## About this exercise
Which lines of the data below hold "binding"? Copy each of them.
───── Records supplied
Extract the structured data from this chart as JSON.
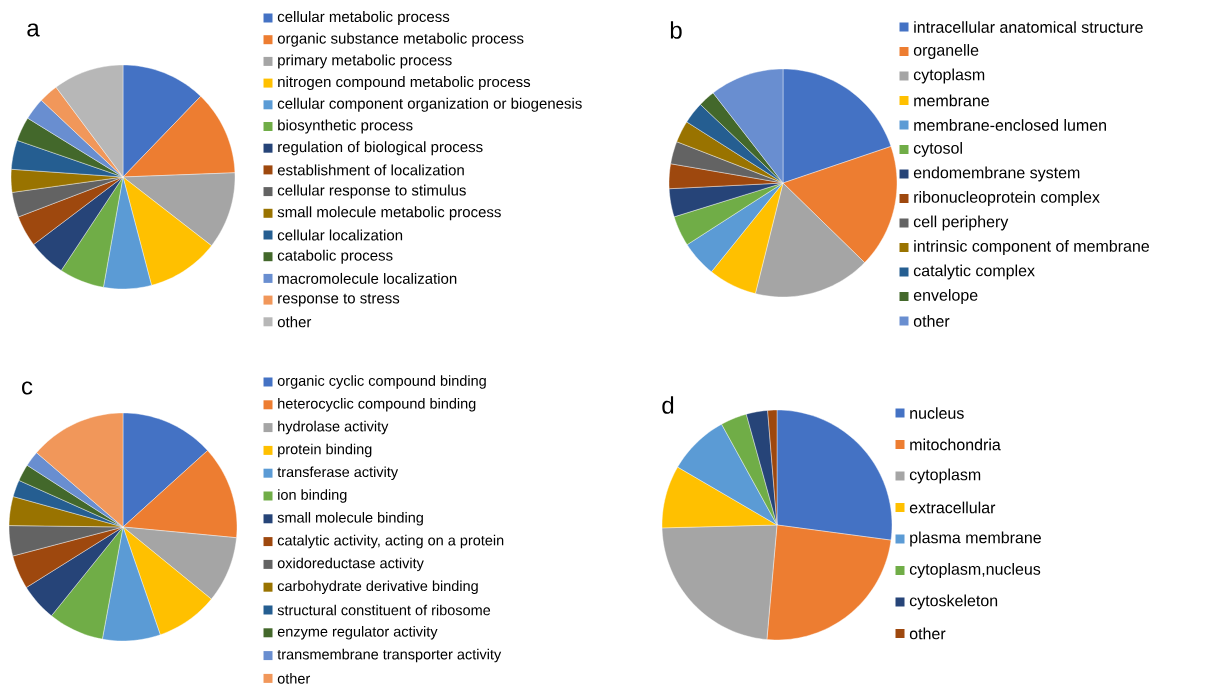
{
  "chart_data": [
    {
      "type": "pie",
      "title": "a",
      "legend": "right",
      "categories": [
        "cellular metabolic process",
        "organic substance metabolic process",
        "primary metabolic process",
        "nitrogen compound metabolic process",
        "cellular component organization or biogenesis",
        "biosynthetic process",
        "regulation of biological process",
        "establishment of localization",
        "cellular response to stimulus",
        "small molecule metabolic process",
        "cellular localization",
        "catabolic process",
        "macromolecule localization",
        "response to stress",
        "other"
      ],
      "values": [
        12.2,
        12.2,
        11.1,
        10.4,
        6.9,
        6.5,
        5.4,
        4.5,
        3.6,
        3.3,
        4.2,
        3.5,
        3.2,
        2.8,
        10.2
      ],
      "colors": [
        "#4472c4",
        "#ed7d31",
        "#a5a5a5",
        "#ffc000",
        "#5b9bd5",
        "#70ad47",
        "#264478",
        "#9e480e",
        "#636363",
        "#997300",
        "#255e91",
        "#43682b",
        "#698ed0",
        "#f1975a",
        "#b7b7b7"
      ]
    },
    {
      "type": "pie",
      "title": "b",
      "legend": "right",
      "categories": [
        "intracellular anatomical structure",
        "organelle",
        "cytoplasm",
        "membrane",
        "membrane-enclosed lumen",
        "cytosol",
        "endomembrane system",
        "ribonucleoprotein complex",
        "cell periphery",
        "intrinsic component of membrane",
        "catalytic complex",
        "envelope",
        "other"
      ],
      "values": [
        19.8,
        17.5,
        16.6,
        6.9,
        5.1,
        4.3,
        4.0,
        3.5,
        3.2,
        3.1,
        3.1,
        2.4,
        10.5
      ],
      "colors": [
        "#4472c4",
        "#ed7d31",
        "#a5a5a5",
        "#ffc000",
        "#5b9bd5",
        "#70ad47",
        "#264478",
        "#9e480e",
        "#636363",
        "#997300",
        "#255e91",
        "#43682b",
        "#698ed0"
      ]
    },
    {
      "type": "pie",
      "title": "c",
      "legend": "right",
      "categories": [
        "organic cyclic compound binding",
        "heterocyclic compound binding",
        "hydrolase activity",
        "protein binding",
        "transferase activity",
        "ion binding",
        "small molecule binding",
        "catalytic activity, acting on a protein",
        "oxidoreductase activity",
        "carbohydrate derivative binding",
        "structural constituent of ribosome",
        "enzyme regulator activity",
        "transmembrane transporter activity",
        "other"
      ],
      "values": [
        13.3,
        13.2,
        9.4,
        8.8,
        8.2,
        7.9,
        5.3,
        4.8,
        4.3,
        4.1,
        2.4,
        2.4,
        2.2,
        13.7
      ],
      "colors": [
        "#4472c4",
        "#ed7d31",
        "#a5a5a5",
        "#ffc000",
        "#5b9bd5",
        "#70ad47",
        "#264478",
        "#9e480e",
        "#636363",
        "#997300",
        "#255e91",
        "#43682b",
        "#698ed0",
        "#f1975a"
      ]
    },
    {
      "type": "pie",
      "title": "d",
      "legend": "right",
      "categories": [
        "nucleus",
        "mitochondria",
        "cytoplasm",
        "extracellular",
        "plasma membrane",
        "cytoplasm,nucleus",
        "cytoskeleton",
        "other"
      ],
      "values": [
        27.1,
        24.3,
        23.2,
        8.8,
        8.6,
        3.7,
        3.0,
        1.3
      ],
      "colors": [
        "#4472c4",
        "#ed7d31",
        "#a5a5a5",
        "#ffc000",
        "#5b9bd5",
        "#70ad47",
        "#264478",
        "#9e480e"
      ]
    }
  ]
}
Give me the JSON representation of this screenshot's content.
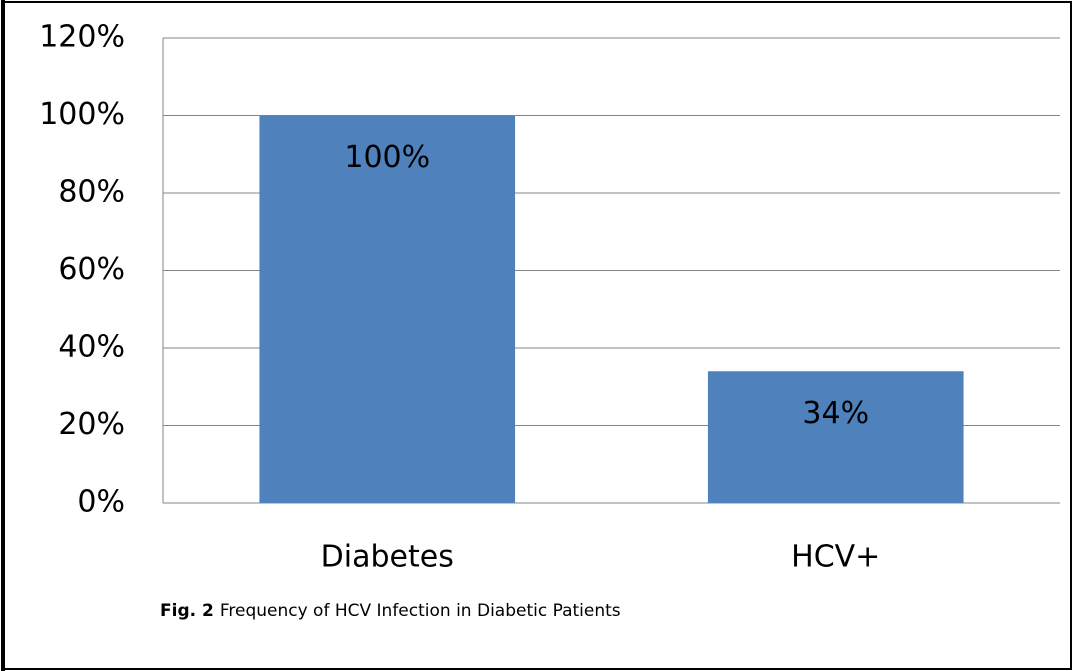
{
  "chart_data": {
    "type": "bar",
    "categories": [
      "Diabetes",
      "HCV+"
    ],
    "values": [
      100,
      34
    ],
    "value_labels": [
      "100%",
      "34%"
    ],
    "color": "#4f81bd",
    "ylim": [
      0,
      120
    ],
    "yticks": [
      {
        "value": 0,
        "label": "0%"
      },
      {
        "value": 20,
        "label": "20%"
      },
      {
        "value": 40,
        "label": "40%"
      },
      {
        "value": 60,
        "label": "60%"
      },
      {
        "value": 80,
        "label": "80%"
      },
      {
        "value": 100,
        "label": "100%"
      },
      {
        "value": 120,
        "label": "120%"
      }
    ],
    "grid": true,
    "caption": {
      "label": "Fig. 2",
      "text": "Frequency of HCV Infection in Diabetic Patients"
    }
  }
}
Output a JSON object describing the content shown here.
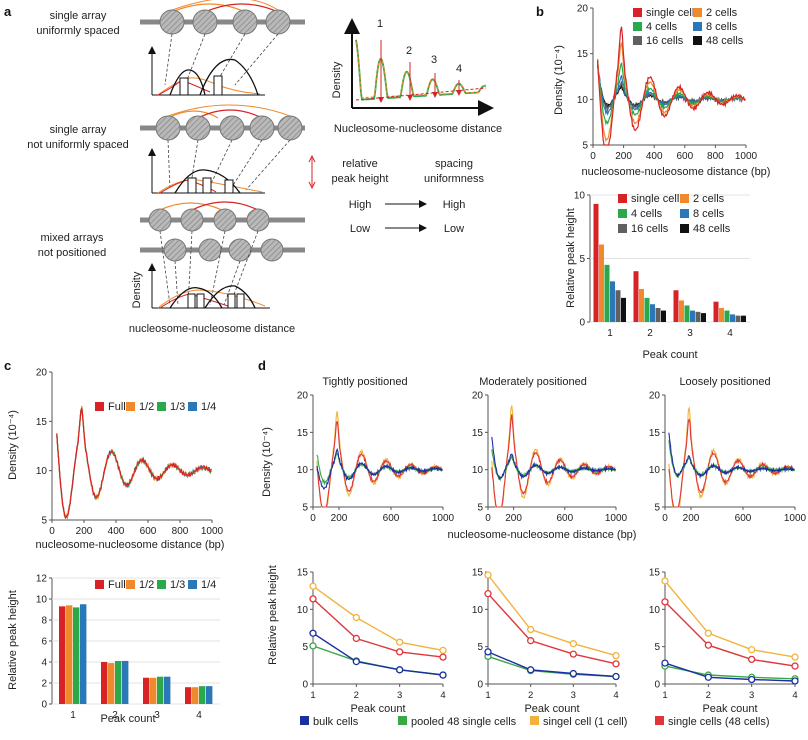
{
  "colors": {
    "single_cell": "#d72326",
    "cells2": "#ef8a2c",
    "cells4": "#2aa84a",
    "cells8": "#2b78b8",
    "cells16": "#606060",
    "cells48": "#111111",
    "bulk": "#1c2fa0",
    "pooled": "#3aa845",
    "singel": "#f2b33d",
    "single48": "#e0353a"
  },
  "panel_a": {
    "label": "a",
    "row1_label_1": "single array",
    "row1_label_2": "uniformly spaced",
    "row2_label_1": "single array",
    "row2_label_2": "not uniformly spaced",
    "row3_label_1": "mixed arrays",
    "row3_label_2": "not positioned",
    "density_label": "Density",
    "xaxis_label": "nucleosome-nucleosome distance",
    "schematic_ylabel": "Density",
    "schematic_xlabel": "Nucleosome-nucleosome distance",
    "peak_numbers": [
      "1",
      "2",
      "3",
      "4"
    ],
    "legend_left_1": "relative",
    "legend_left_2": "peak height",
    "legend_right_1": "spacing",
    "legend_right_2": "uniformness",
    "high_left": "High",
    "high_right": "High",
    "low_left": "Low",
    "low_right": "Low"
  },
  "panel_b": {
    "label": "b",
    "top_ylabel": "Density (10⁻⁴)",
    "top_xlabel": "nucleosome-nucleosome distance (bp)",
    "bottom_ylabel": "Relative peak height",
    "bottom_xlabel": "Peak count",
    "legend": [
      "single cell",
      "2 cells",
      "4 cells",
      "8 cells",
      "16 cells",
      "48 cells"
    ]
  },
  "panel_c": {
    "label": "c",
    "top_ylabel": "Density (10⁻⁴)",
    "top_xlabel": "nucleosome-nucleosome distance (bp)",
    "bottom_ylabel": "Relative peak height",
    "bottom_xlabel": "Peak count",
    "legend": [
      "Full",
      "1/2",
      "1/3",
      "1/4"
    ]
  },
  "panel_d": {
    "label": "d",
    "titles": [
      "Tightly positioned",
      "Moderately positioned",
      "Loosely positioned"
    ],
    "top_ylabel": "Density (10⁻⁴)",
    "top_xlabel": "nucleosome-nucleosome distance (bp)",
    "bottom_ylabel": "Relative peak height",
    "bottom_xlabel": "Peak count",
    "legend": [
      "bulk cells",
      "pooled 48 single cells",
      "singel cell (1 cell)",
      "single cells (48 cells)"
    ]
  },
  "chart_data": [
    {
      "id": "b-density",
      "type": "line",
      "xlabel": "nucleosome-nucleosome distance (bp)",
      "ylabel": "Density (10⁻⁴)",
      "xlim": [
        0,
        1000
      ],
      "ylim": [
        5,
        20
      ],
      "xticks": [
        0,
        200,
        400,
        600,
        800,
        1000
      ],
      "yticks": [
        5,
        10,
        15,
        20
      ],
      "series_names": [
        "single cell",
        "2 cells",
        "4 cells",
        "8 cells",
        "16 cells",
        "48 cells"
      ],
      "peak_amp": [
        4.5,
        3.5,
        2.2,
        1.4,
        1.0,
        0.8
      ],
      "start_values": [
        12.5,
        13.5,
        14.5,
        15.0,
        15.0,
        15.0
      ]
    },
    {
      "id": "b-bars",
      "type": "bar",
      "categories": [
        "1",
        "2",
        "3",
        "4"
      ],
      "xlabel": "Peak count",
      "ylabel": "Relative peak height",
      "ylim": [
        0,
        10
      ],
      "yticks": [
        0,
        5,
        10
      ],
      "series": [
        {
          "name": "single cell",
          "values": [
            9.3,
            4.0,
            2.5,
            1.6
          ]
        },
        {
          "name": "2 cells",
          "values": [
            6.1,
            2.6,
            1.7,
            1.1
          ]
        },
        {
          "name": "4 cells",
          "values": [
            4.5,
            1.9,
            1.3,
            0.9
          ]
        },
        {
          "name": "8 cells",
          "values": [
            3.2,
            1.4,
            0.9,
            0.6
          ]
        },
        {
          "name": "16 cells",
          "values": [
            2.5,
            1.1,
            0.8,
            0.5
          ]
        },
        {
          "name": "48 cells",
          "values": [
            1.9,
            0.9,
            0.7,
            0.5
          ]
        }
      ]
    },
    {
      "id": "c-density",
      "type": "line",
      "xlabel": "nucleosome-nucleosome distance (bp)",
      "ylabel": "Density (10⁻⁴)",
      "xlim": [
        0,
        1000
      ],
      "ylim": [
        5,
        20
      ],
      "xticks": [
        0,
        200,
        400,
        600,
        800,
        1000
      ],
      "yticks": [
        5,
        10,
        15,
        20
      ],
      "series_names": [
        "Full",
        "1/2",
        "1/3",
        "1/4"
      ]
    },
    {
      "id": "c-bars",
      "type": "bar",
      "categories": [
        "1",
        "2",
        "3",
        "4"
      ],
      "xlabel": "Peak count",
      "ylabel": "Relative peak height",
      "ylim": [
        0,
        12
      ],
      "yticks": [
        0,
        2,
        4,
        6,
        8,
        10,
        12
      ],
      "series": [
        {
          "name": "Full",
          "values": [
            9.3,
            4.0,
            2.5,
            1.6
          ]
        },
        {
          "name": "1/2",
          "values": [
            9.4,
            3.9,
            2.5,
            1.6
          ]
        },
        {
          "name": "1/3",
          "values": [
            9.2,
            4.1,
            2.6,
            1.7
          ]
        },
        {
          "name": "1/4",
          "values": [
            9.5,
            4.1,
            2.6,
            1.7
          ]
        }
      ]
    },
    {
      "id": "d-density",
      "type": "line",
      "xlabel": "nucleosome-nucleosome distance (bp)",
      "ylabel": "Density (10⁻⁴)",
      "xlim": [
        0,
        1000
      ],
      "ylim": [
        5,
        20
      ],
      "xticks": [
        0,
        200,
        600,
        1000
      ],
      "yticks": [
        5,
        10,
        15,
        20
      ],
      "series_names": [
        "bulk cells",
        "pooled 48 single cells",
        "singel cell (1 cell)",
        "single cells (48 cells)"
      ]
    },
    {
      "id": "d-lines",
      "type": "line",
      "categories": [
        "1",
        "2",
        "3",
        "4"
      ],
      "xlabel": "Peak count",
      "ylabel": "Relative peak height",
      "ylim": [
        0,
        15
      ],
      "yticks": [
        0,
        5,
        10,
        15
      ],
      "panels": [
        {
          "title": "Tightly positioned",
          "series": [
            {
              "name": "bulk cells",
              "values": [
                6.8,
                3.0,
                1.9,
                1.2
              ]
            },
            {
              "name": "pooled 48 single cells",
              "values": [
                5.1,
                3.1,
                1.9,
                1.2
              ]
            },
            {
              "name": "singel cell (1 cell)",
              "values": [
                13.1,
                8.9,
                5.6,
                4.5
              ]
            },
            {
              "name": "single cells (48 cells)",
              "values": [
                11.4,
                6.1,
                4.3,
                3.6
              ]
            }
          ]
        },
        {
          "title": "Moderately positioned",
          "series": [
            {
              "name": "bulk cells",
              "values": [
                4.3,
                1.9,
                1.4,
                1.0
              ]
            },
            {
              "name": "pooled 48 single cells",
              "values": [
                3.7,
                1.8,
                1.3,
                1.0
              ]
            },
            {
              "name": "singel cell (1 cell)",
              "values": [
                14.6,
                7.3,
                5.4,
                3.8
              ]
            },
            {
              "name": "single cells (48 cells)",
              "values": [
                12.1,
                5.8,
                4.0,
                2.7
              ]
            }
          ]
        },
        {
          "title": "Loosely positioned",
          "series": [
            {
              "name": "bulk cells",
              "values": [
                2.8,
                0.9,
                0.6,
                0.4
              ]
            },
            {
              "name": "pooled 48 single cells",
              "values": [
                2.4,
                1.2,
                0.9,
                0.7
              ]
            },
            {
              "name": "singel cell (1 cell)",
              "values": [
                13.8,
                6.8,
                4.6,
                3.6
              ]
            },
            {
              "name": "single cells (48 cells)",
              "values": [
                11.0,
                5.2,
                3.3,
                2.4
              ]
            }
          ]
        }
      ]
    }
  ]
}
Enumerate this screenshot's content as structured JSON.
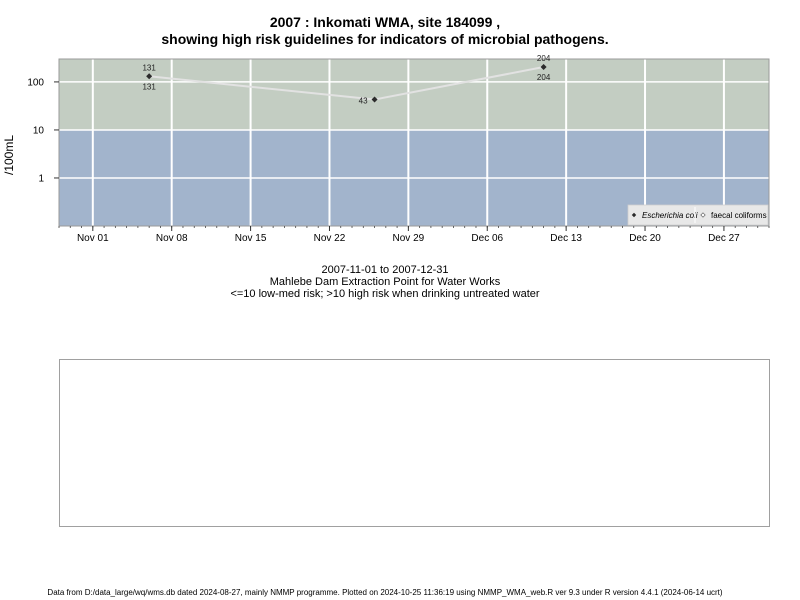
──────────
## Response to this exercise
        "organic cyclic compound binding",
        "heterocyclic compound binding",
        "protein binding",
        "ion binding",
        "small molecule binding",
        "carbohydrate derivative binding",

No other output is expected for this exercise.